**Exercise brief**
Select the lines that contain "具体标准" and copy each of them.

------------------------------------------------------------------------

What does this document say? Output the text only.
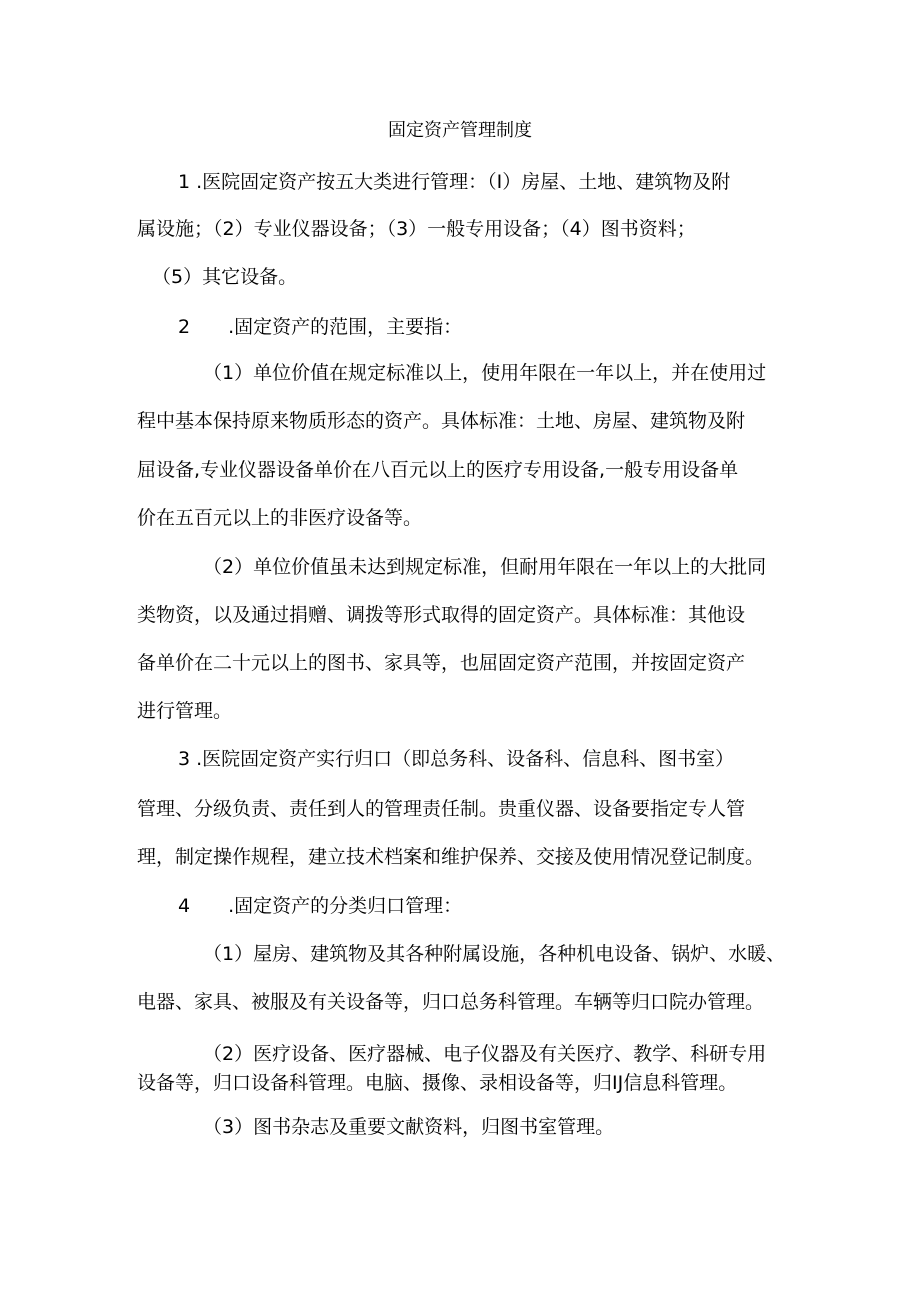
固定资产管理制度
1 .医院固定资产按五大类进行管理：（I）房屋、土地、建筑物及附
属设施；（2）专业仪器设备；（3）一般专用设备；（4）图书资料；
（5）其它设备。
2　　.固定资产的范围，主要指：
（1）单位价值在规定标准以上，使用年限在一年以上，并在使用过
程中基本保持原来物质形态的资产。具体标准：土地、房屋、建筑物及附
屈设备,专业仪器设备单价在八百元以上的医疗专用设备,一般专用设备单
价在五百元以上的非医疗设备等。
（2）单位价值虽未达到规定标准，但耐用年限在一年以上的大批同
类物资，以及通过捐赠、调拨等形式取得的固定资产。具体标准：其他设
备单价在二十元以上的图书、家具等，也屈固定资产范围，并按固定资产
进行管理。
3 .医院固定资产实行归口（即总务科、设备科、信息科、图书室）
管理、分级负责、责任到人的管理责任制。贵重仪器、设备要指定专人管
理，制定操作规程，建立技术档案和维护保养、交接及使用情况登记制度。
4　　.固定资产的分类归口管理：
（1）屋房、建筑物及其各种附属设施，各种机电设备、锅炉、水暖、
电器、家具、被服及有关设备等，归口总务科管理。车辆等归口院办管理。
（2）医疗设备、医疗器械、电子仪器及有关医疗、教学、科研专用
设备等，归口设备科管理。电脑、摄像、录相设备等，归IJ信息科管理。
（3）图书杂志及重要文献资料，归图书室管理。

------------------------------------------------------------------------

**Completed task**
程中基本保持原来物质形态的资产。具体标准：土地、房屋、建筑物及附
类物资，以及通过捐赠、调拨等形式取得的固定资产。具体标准：其他设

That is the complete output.